§ Stated task: Extract verbatim every line from the one containing "Read out every word on this page." to the final line of the records below, inclusive, and exclude all pictures.

(Collected data entries)
-- Start --

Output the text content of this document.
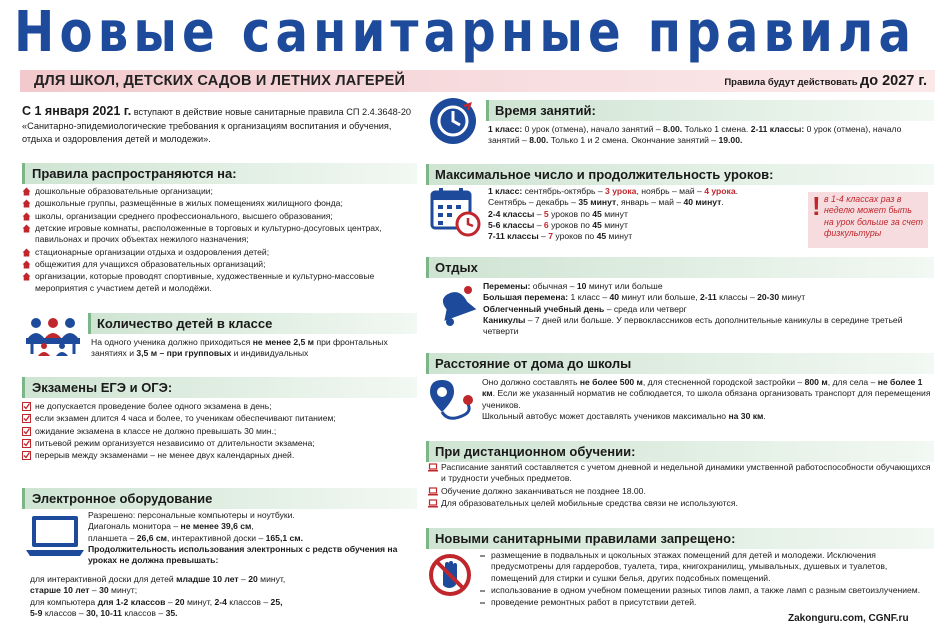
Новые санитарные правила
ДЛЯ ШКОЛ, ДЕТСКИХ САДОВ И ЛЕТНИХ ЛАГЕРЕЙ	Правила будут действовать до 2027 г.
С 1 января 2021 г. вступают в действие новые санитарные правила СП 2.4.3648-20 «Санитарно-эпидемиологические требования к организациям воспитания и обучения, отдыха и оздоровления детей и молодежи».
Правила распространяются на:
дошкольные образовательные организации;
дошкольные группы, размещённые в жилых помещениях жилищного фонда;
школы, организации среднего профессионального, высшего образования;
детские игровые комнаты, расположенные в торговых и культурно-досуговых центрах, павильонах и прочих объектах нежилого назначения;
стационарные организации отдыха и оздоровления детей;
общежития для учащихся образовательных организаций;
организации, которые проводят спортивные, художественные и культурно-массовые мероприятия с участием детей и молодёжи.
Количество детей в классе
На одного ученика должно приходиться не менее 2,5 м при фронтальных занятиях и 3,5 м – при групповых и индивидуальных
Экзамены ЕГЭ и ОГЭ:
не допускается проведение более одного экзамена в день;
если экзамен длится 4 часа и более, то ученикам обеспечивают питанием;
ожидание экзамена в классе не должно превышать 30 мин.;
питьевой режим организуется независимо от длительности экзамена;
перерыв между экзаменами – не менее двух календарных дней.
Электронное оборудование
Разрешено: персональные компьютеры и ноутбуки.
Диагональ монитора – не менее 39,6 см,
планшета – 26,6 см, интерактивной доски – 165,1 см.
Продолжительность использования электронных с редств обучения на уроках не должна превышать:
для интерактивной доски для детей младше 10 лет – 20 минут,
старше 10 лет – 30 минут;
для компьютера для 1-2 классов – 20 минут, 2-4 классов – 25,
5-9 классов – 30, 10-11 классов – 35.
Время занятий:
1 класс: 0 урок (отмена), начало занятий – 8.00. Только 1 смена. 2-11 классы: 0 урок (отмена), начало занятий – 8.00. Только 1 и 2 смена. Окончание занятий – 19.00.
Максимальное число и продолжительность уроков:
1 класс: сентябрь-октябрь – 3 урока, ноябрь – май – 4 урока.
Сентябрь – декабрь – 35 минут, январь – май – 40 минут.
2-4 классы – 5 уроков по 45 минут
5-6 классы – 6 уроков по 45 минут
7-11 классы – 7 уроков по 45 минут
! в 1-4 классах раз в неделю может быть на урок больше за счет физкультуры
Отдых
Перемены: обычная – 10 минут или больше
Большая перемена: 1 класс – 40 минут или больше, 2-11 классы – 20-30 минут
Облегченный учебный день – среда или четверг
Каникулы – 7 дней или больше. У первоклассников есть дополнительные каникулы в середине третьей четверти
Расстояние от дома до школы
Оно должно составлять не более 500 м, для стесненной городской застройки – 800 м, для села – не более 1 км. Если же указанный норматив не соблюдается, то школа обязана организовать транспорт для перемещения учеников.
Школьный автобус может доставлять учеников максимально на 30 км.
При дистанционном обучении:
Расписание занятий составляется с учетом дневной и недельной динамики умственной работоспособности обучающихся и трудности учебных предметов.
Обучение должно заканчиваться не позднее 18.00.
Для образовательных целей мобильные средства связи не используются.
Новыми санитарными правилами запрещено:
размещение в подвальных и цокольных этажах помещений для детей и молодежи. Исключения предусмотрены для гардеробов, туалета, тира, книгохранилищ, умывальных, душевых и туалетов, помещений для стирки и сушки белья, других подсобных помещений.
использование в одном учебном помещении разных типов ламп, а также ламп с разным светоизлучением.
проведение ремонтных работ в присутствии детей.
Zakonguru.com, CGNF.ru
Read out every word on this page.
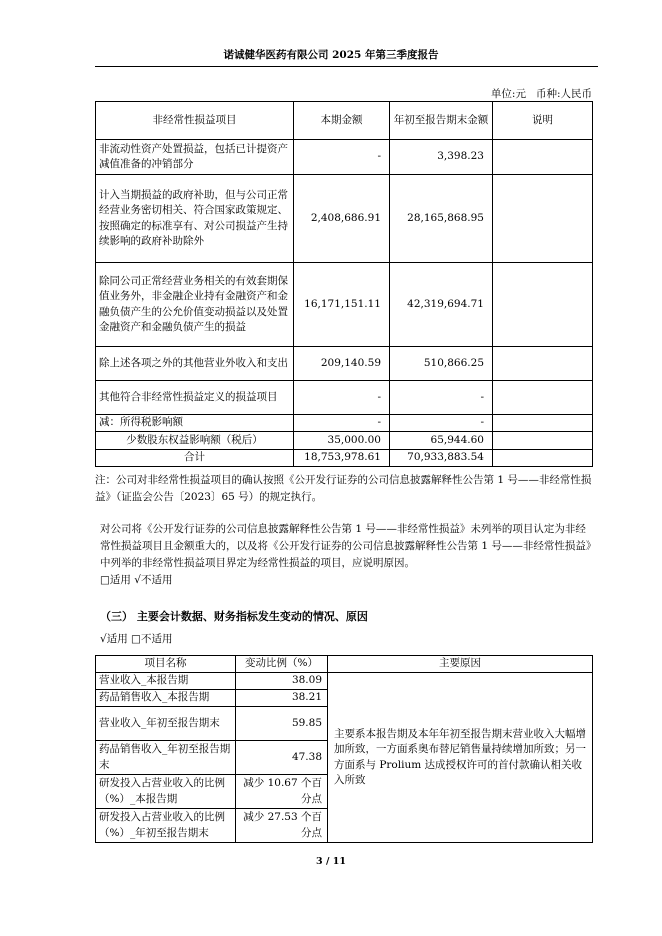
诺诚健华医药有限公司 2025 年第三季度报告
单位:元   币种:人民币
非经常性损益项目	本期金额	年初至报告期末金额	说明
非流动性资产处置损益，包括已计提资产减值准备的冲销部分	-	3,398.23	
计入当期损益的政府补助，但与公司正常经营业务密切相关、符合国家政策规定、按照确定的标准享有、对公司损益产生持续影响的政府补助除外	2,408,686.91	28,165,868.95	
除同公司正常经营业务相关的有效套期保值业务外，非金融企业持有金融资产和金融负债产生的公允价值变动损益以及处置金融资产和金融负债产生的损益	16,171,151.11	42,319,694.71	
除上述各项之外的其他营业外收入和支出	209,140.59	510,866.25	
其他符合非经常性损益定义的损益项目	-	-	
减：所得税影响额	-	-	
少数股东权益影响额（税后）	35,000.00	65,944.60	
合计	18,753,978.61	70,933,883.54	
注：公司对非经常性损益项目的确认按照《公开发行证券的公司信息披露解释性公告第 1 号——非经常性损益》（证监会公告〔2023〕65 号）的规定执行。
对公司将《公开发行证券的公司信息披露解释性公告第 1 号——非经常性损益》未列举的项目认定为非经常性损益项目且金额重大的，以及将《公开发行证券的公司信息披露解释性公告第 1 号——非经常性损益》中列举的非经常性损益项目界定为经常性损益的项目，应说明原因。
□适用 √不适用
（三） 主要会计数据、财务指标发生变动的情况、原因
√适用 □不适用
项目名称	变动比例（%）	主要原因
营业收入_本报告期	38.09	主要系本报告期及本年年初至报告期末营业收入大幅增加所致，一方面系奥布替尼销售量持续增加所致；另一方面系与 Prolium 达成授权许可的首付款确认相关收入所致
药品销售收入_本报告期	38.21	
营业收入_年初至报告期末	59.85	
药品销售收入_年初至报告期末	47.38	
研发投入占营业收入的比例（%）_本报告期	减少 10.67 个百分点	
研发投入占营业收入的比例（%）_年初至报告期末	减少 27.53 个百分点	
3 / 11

-- End --

§ Problem solution:
Read out every word on this page.
诺诚健华医药有限公司 2025 年第三季度报告
单位:元   币种:人民币
非经常性损益项目	本期金额	年初至报告期末金额	说明
非流动性资产处置损益，包括已计提资产减值准备的冲销部分	-	3,398.23	
计入当期损益的政府补助，但与公司正常经营业务密切相关、符合国家政策规定、按照确定的标准享有、对公司损益产生持续影响的政府补助除外	2,408,686.91	28,165,868.95	
除同公司正常经营业务相关的有效套期保值业务外，非金融企业持有金融资产和金融负债产生的公允价值变动损益以及处置金融资产和金融负债产生的损益	16,171,151.11	42,319,694.71	
除上述各项之外的其他营业外收入和支出	209,140.59	510,866.25	
其他符合非经常性损益定义的损益项目	-	-	
减：所得税影响额	-	-	
少数股东权益影响额（税后）	35,000.00	65,944.60	
合计	18,753,978.61	70,933,883.54	
注：公司对非经常性损益项目的确认按照《公开发行证券的公司信息披露解释性公告第 1 号——非经常性损益》（证监会公告〔2023〕65 号）的规定执行。
对公司将《公开发行证券的公司信息披露解释性公告第 1 号——非经常性损益》未列举的项目认定为非经常性损益项目且金额重大的，以及将《公开发行证券的公司信息披露解释性公告第 1 号——非经常性损益》中列举的非经常性损益项目界定为经常性损益的项目，应说明原因。
□适用 √不适用
（三） 主要会计数据、财务指标发生变动的情况、原因
√适用 □不适用
项目名称	变动比例（%）	主要原因
营业收入_本报告期	38.09	主要系本报告期及本年年初至报告期末营业收入大幅增加所致，一方面系奥布替尼销售量持续增加所致；另一方面系与 Prolium 达成授权许可的首付款确认相关收入所致
药品销售收入_本报告期	38.21	
营业收入_年初至报告期末	59.85	
药品销售收入_年初至报告期末	47.38	
研发投入占营业收入的比例（%）_本报告期	减少 10.67 个百分点	
研发投入占营业收入的比例（%）_年初至报告期末	减少 27.53 个百分点	
3 / 11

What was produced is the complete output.